BRIEF: Without the pictures, can you quote each line below exactly?

MATERIAL PROVIDED:
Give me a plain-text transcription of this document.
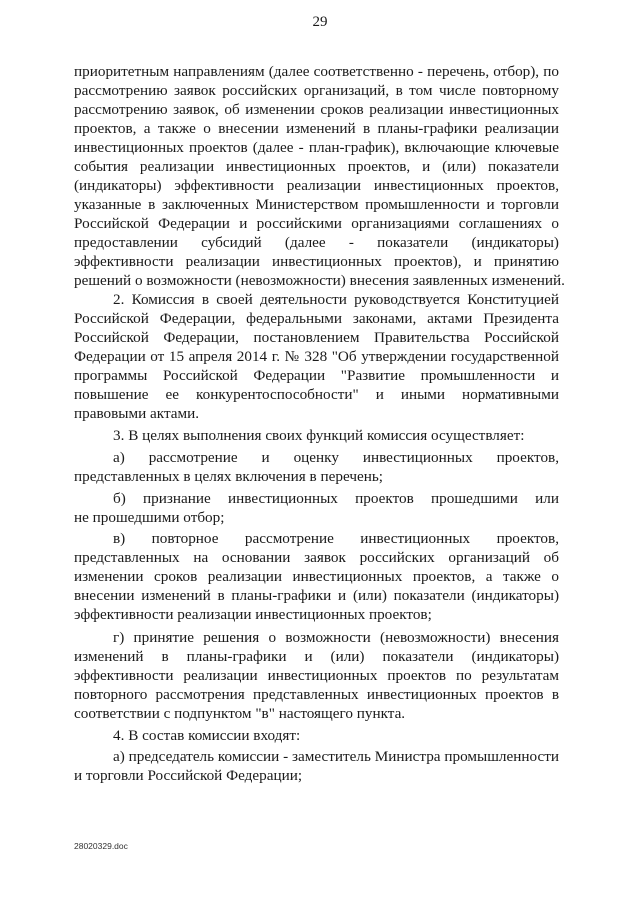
29
приоритетным направлениям (далее соответственно - перечень, отбор), по
рассмотрению заявок российских организаций, в том числе повторному
рассмотрению заявок, об изменении сроков реализации инвестиционных
проектов, а также о внесении изменений в планы-графики реализации
инвестиционных проектов (далее - план-график), включающие ключевые
события реализации инвестиционных проектов, и (или) показатели
(индикаторы) эффективности реализации инвестиционных проектов,
указанные в заключенных Министерством промышленности и торговли
Российской Федерации и российскими организациями соглашениях о
предоставлении субсидий (далее - показатели (индикаторы)
эффективности реализации инвестиционных проектов), и принятию
решений о возможности (невозможности) внесения заявленных изменений.
2. Комиссия в своей деятельности руководствуется Конституцией
Российской Федерации, федеральными законами, актами Президента
Российской Федерации, постановлением Правительства Российской
Федерации от 15 апреля 2014 г. № 328 "Об утверждении государственной
программы Российской Федерации "Развитие промышленности и
повышение ее конкурентоспособности" и иными нормативными
правовыми актами.
3. В целях выполнения своих функций комиссия осуществляет:
а) рассмотрение и оценку инвестиционных проектов,
представленных в целях включения в перечень;
б) признание инвестиционных проектов прошедшими или
не прошедшими отбор;
в) повторное рассмотрение инвестиционных проектов,
представленных на основании заявок российских организаций об
изменении сроков реализации инвестиционных проектов, а также о
внесении изменений в планы-графики и (или) показатели (индикаторы)
эффективности реализации инвестиционных проектов;
г) принятие решения о возможности (невозможности) внесения
изменений в планы-графики и (или) показатели (индикаторы)
эффективности реализации инвестиционных проектов по результатам
повторного рассмотрения представленных инвестиционных проектов в
соответствии с подпунктом "в" настоящего пункта.
4. В состав комиссии входят:
а) председатель комиссии - заместитель Министра промышленности
и торговли Российской Федерации;
28020329.doc
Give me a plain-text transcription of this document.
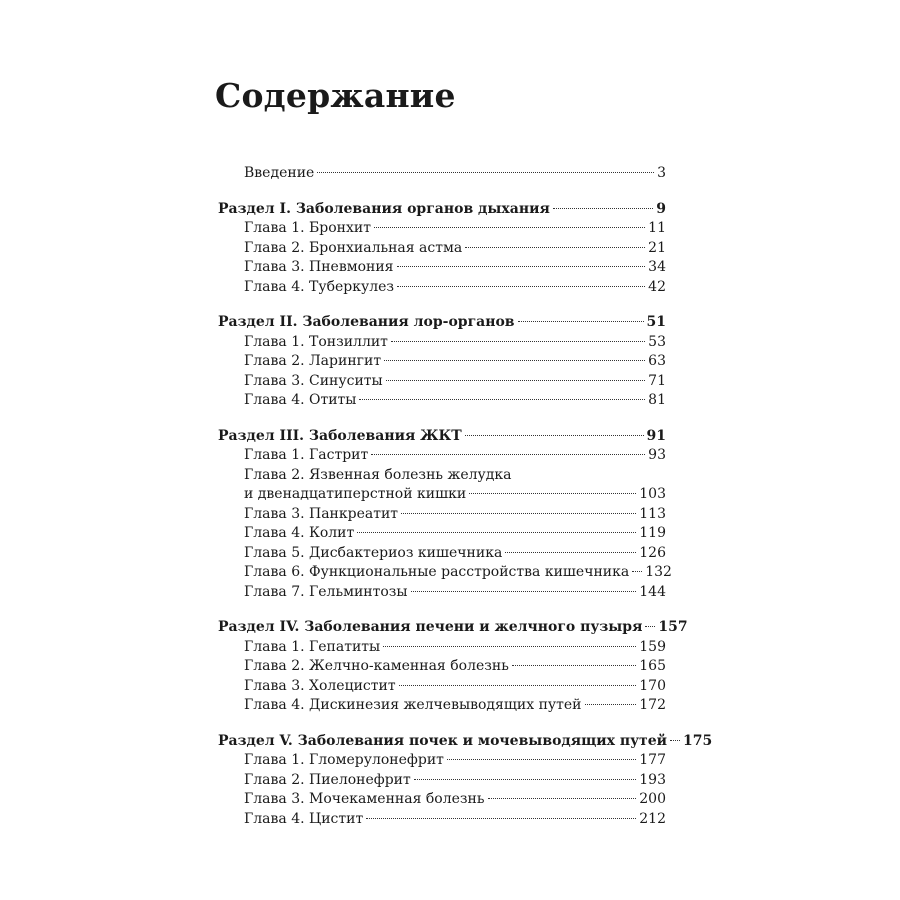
Содержание
Введение	3
Раздел I. Заболевания органов дыхания	9
Глава 1. Бронхит	11
Глава 2. Бронхиальная астма	21
Глава 3. Пневмония	34
Глава 4. Туберкулез	42
Раздел II. Заболевания лор-органов	51
Глава 1. Тонзиллит	53
Глава 2. Ларингит	63
Глава 3. Синуситы	71
Глава 4. Отиты	81
Раздел III. Заболевания ЖКТ	91
Глава 1. Гастрит	93
Глава 2. Язвенная болезнь желудка
и двенадцатиперстной кишки	103
Глава 3. Панкреатит	113
Глава 4. Колит	119
Глава 5. Дисбактериоз кишечника	126
Глава 6. Функциональные расстройства кишечника 132
Глава 7. Гельминтозы	144
Раздел IV. Заболевания печени и желчного пузыря 157
Глава 1. Гепатиты	159
Глава 2. Желчно-каменная болезнь	165
Глава 3. Холецистит	170
Глава 4. Дискинезия желчевыводящих путей	172
Раздел V. Заболевания почек и мочевыводящих путей 175
Глава 1. Гломерулонефрит	177
Глава 2. Пиелонефрит	193
Глава 3. Мочекаменная болезнь	200
Глава 4. Цистит	212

SOLVED PROBLEM:
Give me a plain-text transcription of this document.
29
приоритетным направлениям (далее соответственно - перечень, отбор), по
рассмотрению заявок российских организаций, в том числе повторному
рассмотрению заявок, об изменении сроков реализации инвестиционных
проектов, а также о внесении изменений в планы-графики реализации
инвестиционных проектов (далее - план-график), включающие ключевые
события реализации инвестиционных проектов, и (или) показатели
(индикаторы) эффективности реализации инвестиционных проектов,
указанные в заключенных Министерством промышленности и торговли
Российской Федерации и российскими организациями соглашениях о
предоставлении субсидий (далее - показатели (индикаторы)
эффективности реализации инвестиционных проектов), и принятию
решений о возможности (невозможности) внесения заявленных изменений.
2. Комиссия в своей деятельности руководствуется Конституцией
Российской Федерации, федеральными законами, актами Президента
Российской Федерации, постановлением Правительства Российской
Федерации от 15 апреля 2014 г. № 328 "Об утверждении государственной
программы Российской Федерации "Развитие промышленности и
повышение ее конкурентоспособности" и иными нормативными
правовыми актами.
3. В целях выполнения своих функций комиссия осуществляет:
а) рассмотрение и оценку инвестиционных проектов,
представленных в целях включения в перечень;
б) признание инвестиционных проектов прошедшими или
не прошедшими отбор;
в) повторное рассмотрение инвестиционных проектов,
представленных на основании заявок российских организаций об
изменении сроков реализации инвестиционных проектов, а также о
внесении изменений в планы-графики и (или) показатели (индикаторы)
эффективности реализации инвестиционных проектов;
г) принятие решения о возможности (невозможности) внесения
изменений в планы-графики и (или) показатели (индикаторы)
эффективности реализации инвестиционных проектов по результатам
повторного рассмотрения представленных инвестиционных проектов в
соответствии с подпунктом "в" настоящего пункта.
4. В состав комиссии входят:
а) председатель комиссии - заместитель Министра промышленности
и торговли Российской Федерации;
28020329.doc
Give me a plain-text transcription of this document.
Содержание
Введение	3
Раздел I. Заболевания органов дыхания	9
Глава 1. Бронхит	11
Глава 2. Бронхиальная астма	21
Глава 3. Пневмония	34
Глава 4. Туберкулез	42
Раздел II. Заболевания лор-органов	51
Глава 1. Тонзиллит	53
Глава 2. Ларингит	63
Глава 3. Синуситы	71
Глава 4. Отиты	81
Раздел III. Заболевания ЖКТ	91
Глава 1. Гастрит	93
Глава 2. Язвенная болезнь желудка
и двенадцатиперстной кишки	103
Глава 3. Панкреатит	113
Глава 4. Колит	119
Глава 5. Дисбактериоз кишечника	126
Глава 6. Функциональные расстройства кишечника 132
Глава 7. Гельминтозы	144
Раздел IV. Заболевания печени и желчного пузыря 157
Глава 1. Гепатиты	159
Глава 2. Желчно-каменная болезнь	165
Глава 3. Холецистит	170
Глава 4. Дискинезия желчевыводящих путей	172
Раздел V. Заболевания почек и мочевыводящих путей 175
Глава 1. Гломерулонефрит	177
Глава 2. Пиелонефрит	193
Глава 3. Мочекаменная болезнь	200
Глава 4. Цистит	212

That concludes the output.